Can you transcribe every line exactly and leave the pictures behind?

Figure record extracts:
___
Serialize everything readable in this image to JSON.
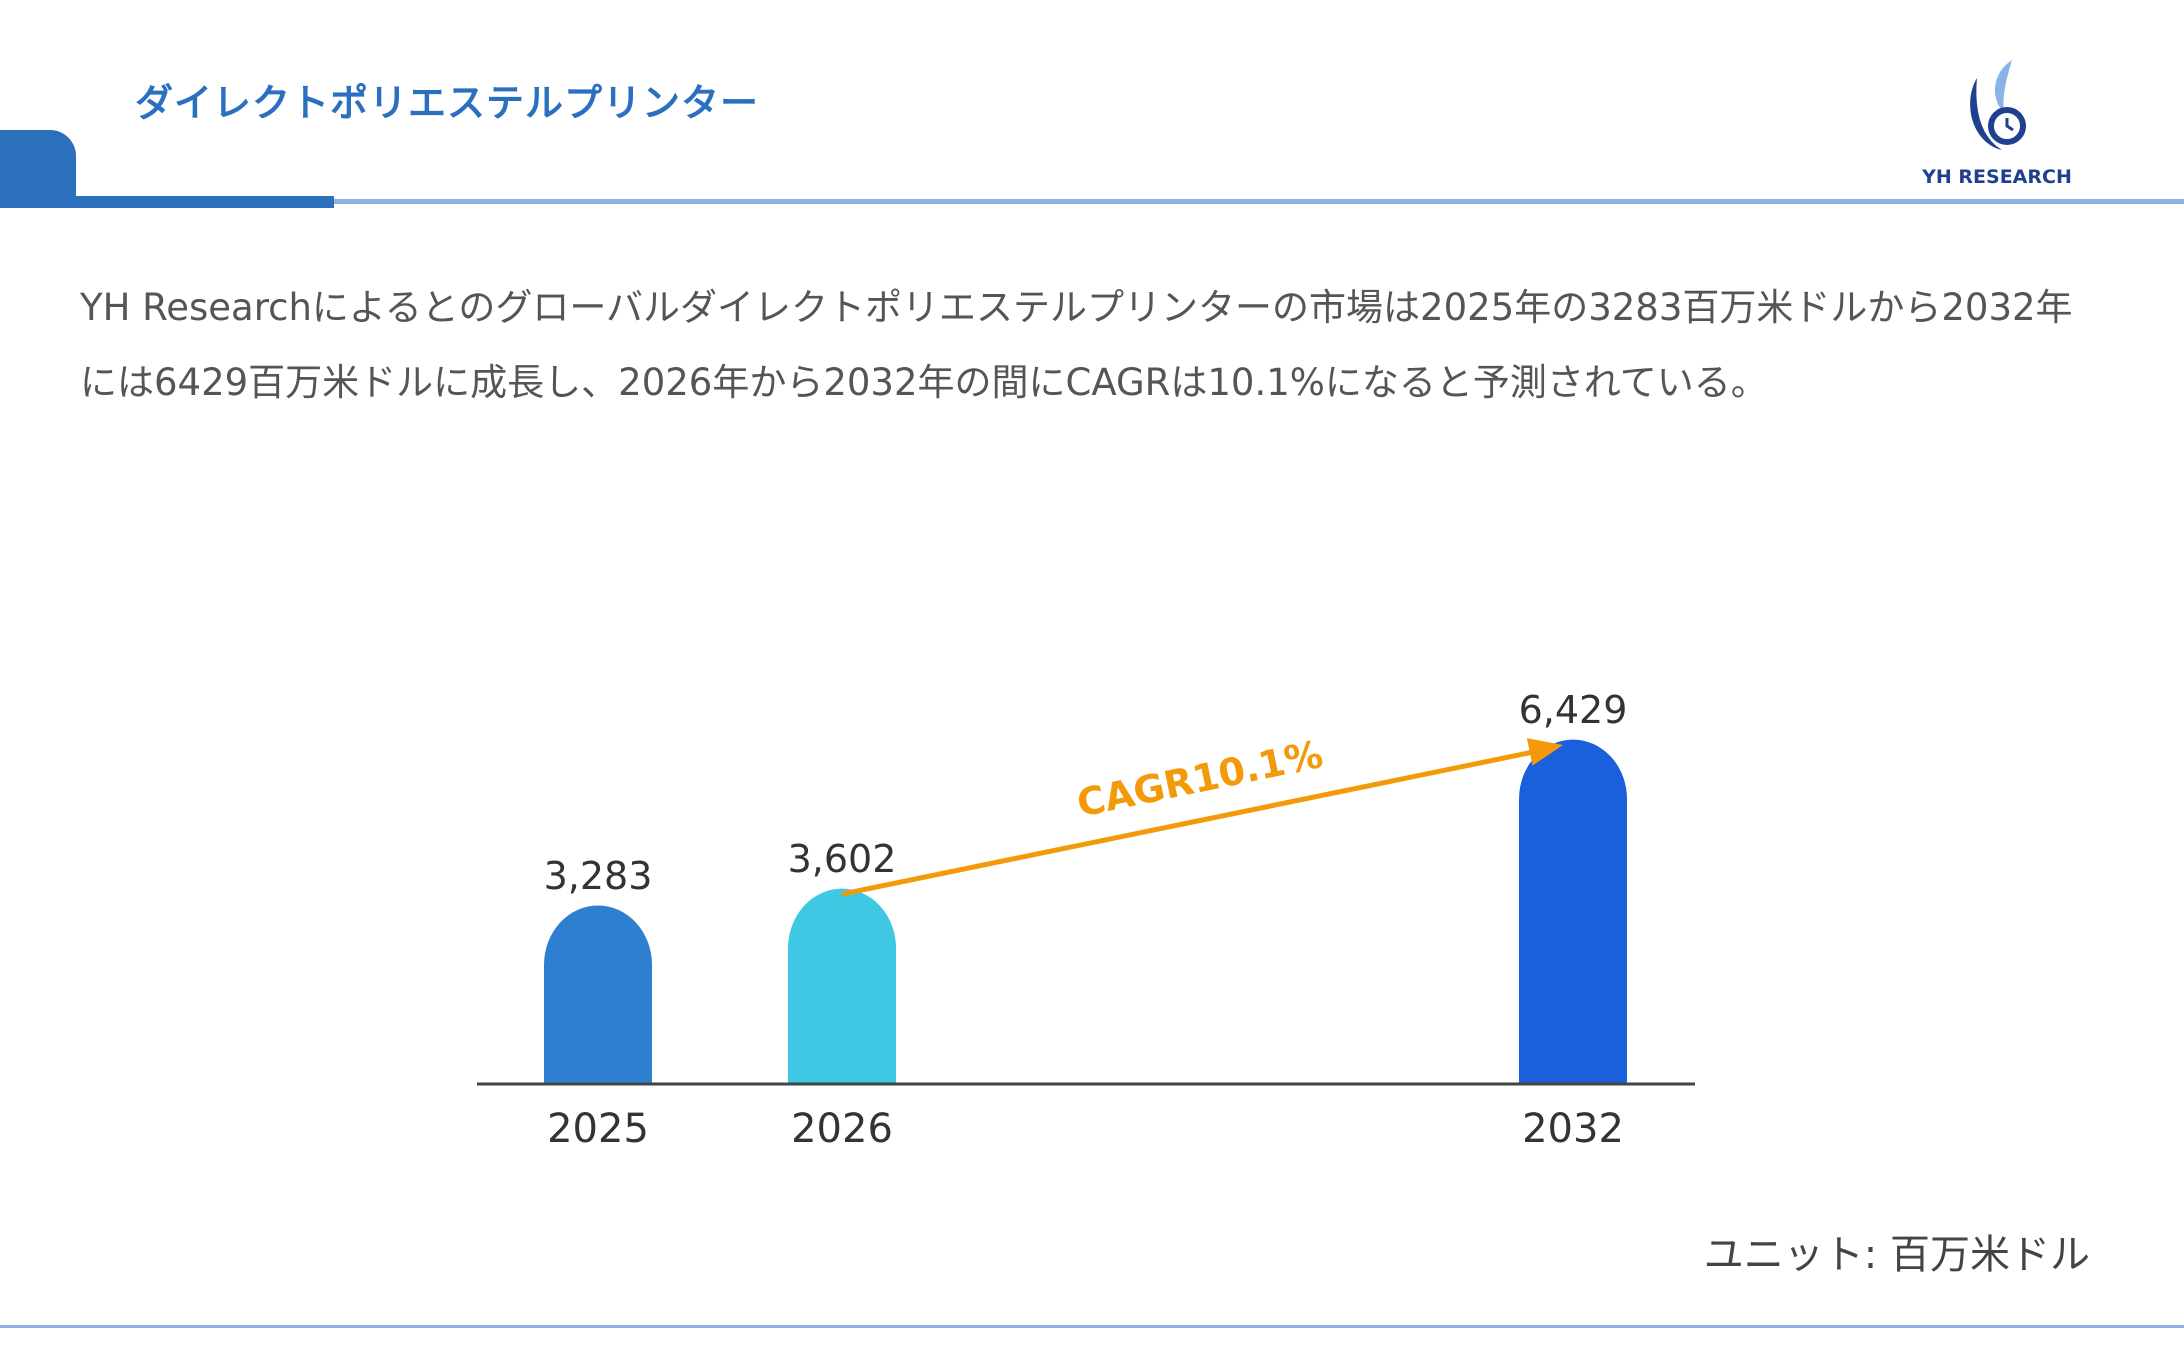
{
  "header": {
    "title": "ダイレクトポリエステルプリンター",
    "logo_text": "YH RESEARCH"
  },
  "description": "YH Researchによるとのグローバルダイレクトポリエステルプリンターの市場は2025年の3283百万米ドルから2032年には6429百万米ドルに成長し、2026年から2032年の間にCAGRは10.1%になると予測されている。",
  "unit_label": "ユニット: 百万米ドル",
  "chart_data": {
    "type": "bar",
    "categories": [
      "2025",
      "2026",
      "2032"
    ],
    "values": [
      3283,
      3602,
      6429
    ],
    "value_labels": [
      "3,283",
      "3,602",
      "6,429"
    ],
    "colors": [
      "#2f7fd0",
      "#3ec8e4",
      "#1a5fdc"
    ],
    "annotation": {
      "text": "CAGR10.1%",
      "from": "2026",
      "to": "2032",
      "color": "#f39a0a"
    },
    "axis_color": "#444444"
  }
}
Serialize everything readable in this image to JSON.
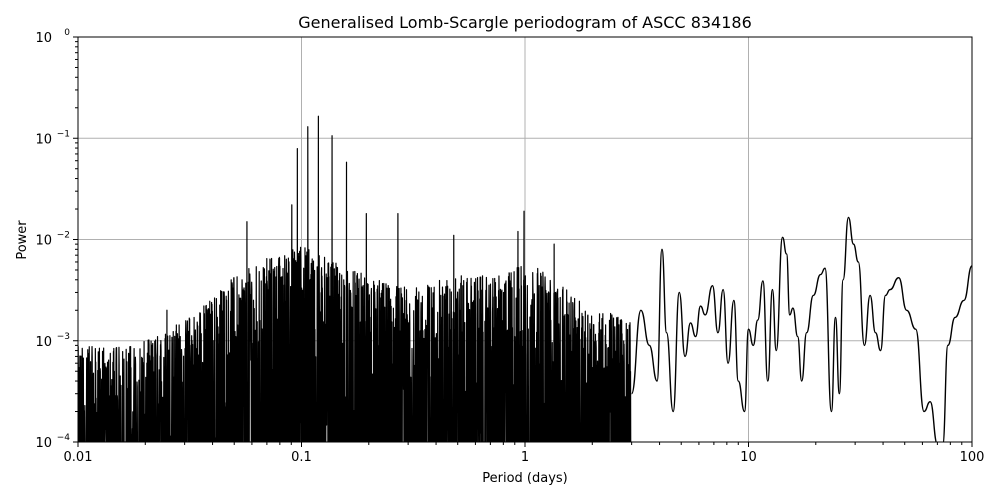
___
**Solution below**
Serialize everything readable in this image to JSON.
{
  "header": {
    "title": "ダイレクトポリエステルプリンター",
    "logo_text": "YH RESEARCH"
  },
  "description": "YH Researchによるとのグローバルダイレクトポリエステルプリンターの市場は2025年の3283百万米ドルから2032年には6429百万米ドルに成長し、2026年から2032年の間にCAGRは10.1%になると予測されている。",
  "unit_label": "ユニット: 百万米ドル",
  "chart_data": {
    "type": "bar",
    "categories": [
      "2025",
      "2026",
      "2032"
    ],
    "values": [
      3283,
      3602,
      6429
    ],
    "value_labels": [
      "3,283",
      "3,602",
      "6,429"
    ],
    "colors": [
      "#2f7fd0",
      "#3ec8e4",
      "#1a5fdc"
    ],
    "annotation": {
      "text": "CAGR10.1%",
      "from": "2026",
      "to": "2032",
      "color": "#f39a0a"
    },
    "axis_color": "#444444"
  }
}
Serialize everything readable in this image to JSON.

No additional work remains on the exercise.